• Machine Reading the Primeros Libros

    Author(s):
    Hannah Alpert-Abrams (see profile)
    Date:
    2016
    Subject(s):
    Latin American literature, Latin Americans--Social life and customs, Sixteenth century, Seventeenth century, Eighteenth century, Digital humanities
    Item Type:
    Article
    Tag(s):
    machine learning, algorithms, new spain, mexico, Colonial Latin American literature and culture, Early modern studies
    Permanent URL:
    http://dx.doi.org/10.17613/M6SC9G
    Abstract:
    Early modern printed books pose particular challenges for automatic transcription: uneven inking, irregular orthographies, radically multilingual texts. As a result, modern efforts to transcribe these documents tend to produce the textual gibberish commonly known as "dirty OCR" (Optical Character Recognition). This noisy output is most frequently seen as a barrier to access for scholars interested in the computational analysis or digital display of transcribed documents. This article, however, proposes that a closer analysis of dirty OCR can reveal both historical and cultural factors at play in the practice of automatic transcription. To make this argument, it focuses on tools developed for the automatic transcription of the Primeros Libros collection of sixteenth century Mexican printed books. By bringing together the history of the collection with that of the OCR tool, it illustrates how the colonial history of these documents is embedded in, and transformed by, the statistical models used for automatic transcription. It argues that automatic transcription, itself a mechanical and practical tool, also has an interpretive effect on transcribed texts that can have practical consequences for scholarly work.

• Data extract
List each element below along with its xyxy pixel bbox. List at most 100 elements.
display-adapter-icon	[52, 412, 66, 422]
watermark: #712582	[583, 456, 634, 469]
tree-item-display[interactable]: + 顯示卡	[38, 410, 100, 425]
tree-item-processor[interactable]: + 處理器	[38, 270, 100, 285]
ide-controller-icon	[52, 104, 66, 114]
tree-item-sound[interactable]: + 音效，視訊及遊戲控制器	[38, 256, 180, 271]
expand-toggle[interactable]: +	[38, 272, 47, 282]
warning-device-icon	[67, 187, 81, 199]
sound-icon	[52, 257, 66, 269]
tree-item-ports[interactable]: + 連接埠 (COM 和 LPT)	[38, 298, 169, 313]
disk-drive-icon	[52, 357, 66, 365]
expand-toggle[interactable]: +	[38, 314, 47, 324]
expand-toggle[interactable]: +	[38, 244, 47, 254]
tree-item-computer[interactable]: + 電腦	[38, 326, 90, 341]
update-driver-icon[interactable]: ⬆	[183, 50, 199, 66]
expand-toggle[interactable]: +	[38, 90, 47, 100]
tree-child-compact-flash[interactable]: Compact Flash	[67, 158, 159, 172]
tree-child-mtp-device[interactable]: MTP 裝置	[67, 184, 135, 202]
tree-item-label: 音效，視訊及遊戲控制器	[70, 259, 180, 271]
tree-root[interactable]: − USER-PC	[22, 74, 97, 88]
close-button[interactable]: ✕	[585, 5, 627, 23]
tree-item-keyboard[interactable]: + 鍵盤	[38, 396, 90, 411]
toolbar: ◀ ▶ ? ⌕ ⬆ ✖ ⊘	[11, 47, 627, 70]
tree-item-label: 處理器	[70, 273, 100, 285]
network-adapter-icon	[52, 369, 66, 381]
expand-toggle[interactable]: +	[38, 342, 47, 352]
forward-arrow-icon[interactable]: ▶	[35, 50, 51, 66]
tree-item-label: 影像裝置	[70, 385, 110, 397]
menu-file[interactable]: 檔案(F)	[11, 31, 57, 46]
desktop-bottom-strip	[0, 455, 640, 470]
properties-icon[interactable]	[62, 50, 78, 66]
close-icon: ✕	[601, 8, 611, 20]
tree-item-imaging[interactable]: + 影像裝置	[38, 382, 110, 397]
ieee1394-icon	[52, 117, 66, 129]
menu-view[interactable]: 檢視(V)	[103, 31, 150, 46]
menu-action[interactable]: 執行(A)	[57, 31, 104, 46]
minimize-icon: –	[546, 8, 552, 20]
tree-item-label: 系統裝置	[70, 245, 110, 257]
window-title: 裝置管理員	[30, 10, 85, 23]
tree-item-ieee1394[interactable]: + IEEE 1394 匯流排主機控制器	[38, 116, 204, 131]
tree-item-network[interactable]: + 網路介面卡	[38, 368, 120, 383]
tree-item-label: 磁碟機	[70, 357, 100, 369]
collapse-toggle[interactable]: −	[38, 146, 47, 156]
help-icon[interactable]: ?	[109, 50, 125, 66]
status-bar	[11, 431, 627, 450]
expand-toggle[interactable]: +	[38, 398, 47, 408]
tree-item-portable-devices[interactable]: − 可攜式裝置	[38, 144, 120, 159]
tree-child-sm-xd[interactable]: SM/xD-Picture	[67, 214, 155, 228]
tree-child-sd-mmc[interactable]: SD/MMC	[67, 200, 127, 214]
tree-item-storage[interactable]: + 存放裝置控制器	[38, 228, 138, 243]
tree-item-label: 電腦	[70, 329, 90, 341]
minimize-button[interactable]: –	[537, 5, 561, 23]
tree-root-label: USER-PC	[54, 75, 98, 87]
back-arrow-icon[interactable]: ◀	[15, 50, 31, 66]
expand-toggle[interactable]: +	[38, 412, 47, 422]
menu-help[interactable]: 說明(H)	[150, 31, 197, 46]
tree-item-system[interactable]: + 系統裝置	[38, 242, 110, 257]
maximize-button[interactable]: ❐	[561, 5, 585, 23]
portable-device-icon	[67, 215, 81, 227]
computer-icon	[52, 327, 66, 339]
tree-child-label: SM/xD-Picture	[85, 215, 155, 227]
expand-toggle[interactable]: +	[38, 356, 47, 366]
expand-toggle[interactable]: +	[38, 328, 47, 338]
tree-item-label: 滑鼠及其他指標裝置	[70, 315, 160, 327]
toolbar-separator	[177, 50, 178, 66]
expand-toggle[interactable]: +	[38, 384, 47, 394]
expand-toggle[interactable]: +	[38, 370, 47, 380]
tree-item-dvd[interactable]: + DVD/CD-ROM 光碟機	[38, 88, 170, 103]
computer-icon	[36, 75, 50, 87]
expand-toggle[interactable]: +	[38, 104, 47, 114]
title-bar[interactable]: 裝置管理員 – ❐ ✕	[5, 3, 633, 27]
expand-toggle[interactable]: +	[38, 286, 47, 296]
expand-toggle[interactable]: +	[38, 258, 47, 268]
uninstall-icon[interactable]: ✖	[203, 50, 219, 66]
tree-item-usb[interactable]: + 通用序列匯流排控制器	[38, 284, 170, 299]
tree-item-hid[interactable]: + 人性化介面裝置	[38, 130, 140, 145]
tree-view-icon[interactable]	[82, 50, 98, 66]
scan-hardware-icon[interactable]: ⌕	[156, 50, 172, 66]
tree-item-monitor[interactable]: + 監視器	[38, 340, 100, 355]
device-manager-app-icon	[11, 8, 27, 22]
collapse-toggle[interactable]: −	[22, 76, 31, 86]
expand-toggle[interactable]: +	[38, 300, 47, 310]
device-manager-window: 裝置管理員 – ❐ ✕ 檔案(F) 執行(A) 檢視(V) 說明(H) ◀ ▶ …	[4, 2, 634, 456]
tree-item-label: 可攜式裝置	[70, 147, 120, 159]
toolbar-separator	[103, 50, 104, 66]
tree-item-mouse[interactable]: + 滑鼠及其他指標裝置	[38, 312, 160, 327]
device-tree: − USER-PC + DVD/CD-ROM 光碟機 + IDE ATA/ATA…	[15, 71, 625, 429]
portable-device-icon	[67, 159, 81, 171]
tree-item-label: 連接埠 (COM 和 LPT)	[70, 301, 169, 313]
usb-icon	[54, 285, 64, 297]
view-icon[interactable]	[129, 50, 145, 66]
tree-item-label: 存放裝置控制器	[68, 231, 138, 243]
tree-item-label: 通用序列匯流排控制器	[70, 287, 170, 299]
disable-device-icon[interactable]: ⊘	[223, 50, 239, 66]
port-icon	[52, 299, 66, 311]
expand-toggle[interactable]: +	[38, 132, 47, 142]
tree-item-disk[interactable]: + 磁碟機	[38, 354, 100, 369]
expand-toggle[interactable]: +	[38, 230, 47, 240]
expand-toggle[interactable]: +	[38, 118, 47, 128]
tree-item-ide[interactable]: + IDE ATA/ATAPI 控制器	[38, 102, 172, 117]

• Work order
Return the entire Primeros Libros article record from the top of this page, unchanged and in full, from its title line through the last sentence of the abstract.

• Output for this task
• Machine Reading the Primeros Libros

    Author(s):
    Hannah Alpert-Abrams (see profile)
    Date:
    2016
    Subject(s):
    Latin American literature, Latin Americans--Social life and customs, Sixteenth century, Seventeenth century, Eighteenth century, Digital humanities
    Item Type:
    Article
    Tag(s):
    machine learning, algorithms, new spain, mexico, Colonial Latin American literature and culture, Early modern studies
    Permanent URL:
    http://dx.doi.org/10.17613/M6SC9G
    Abstract:
    Early modern printed books pose particular challenges for automatic transcription: uneven inking, irregular orthographies, radically multilingual texts. As a result, modern efforts to transcribe these documents tend to produce the textual gibberish commonly known as "dirty OCR" (Optical Character Recognition). This noisy output is most frequently seen as a barrier to access for scholars interested in the computational analysis or digital display of transcribed documents. This article, however, proposes that a closer analysis of dirty OCR can reveal both historical and cultural factors at play in the practice of automatic transcription. To make this argument, it focuses on tools developed for the automatic transcription of the Primeros Libros collection of sixteenth century Mexican printed books. By bringing together the history of the collection with that of the OCR tool, it illustrates how the colonial history of these documents is embedded in, and transformed by, the statistical models used for automatic transcription. It argues that automatic transcription, itself a mechanical and practical tool, also has an interpretive effect on transcribed texts that can have practical consequences for scholarly work.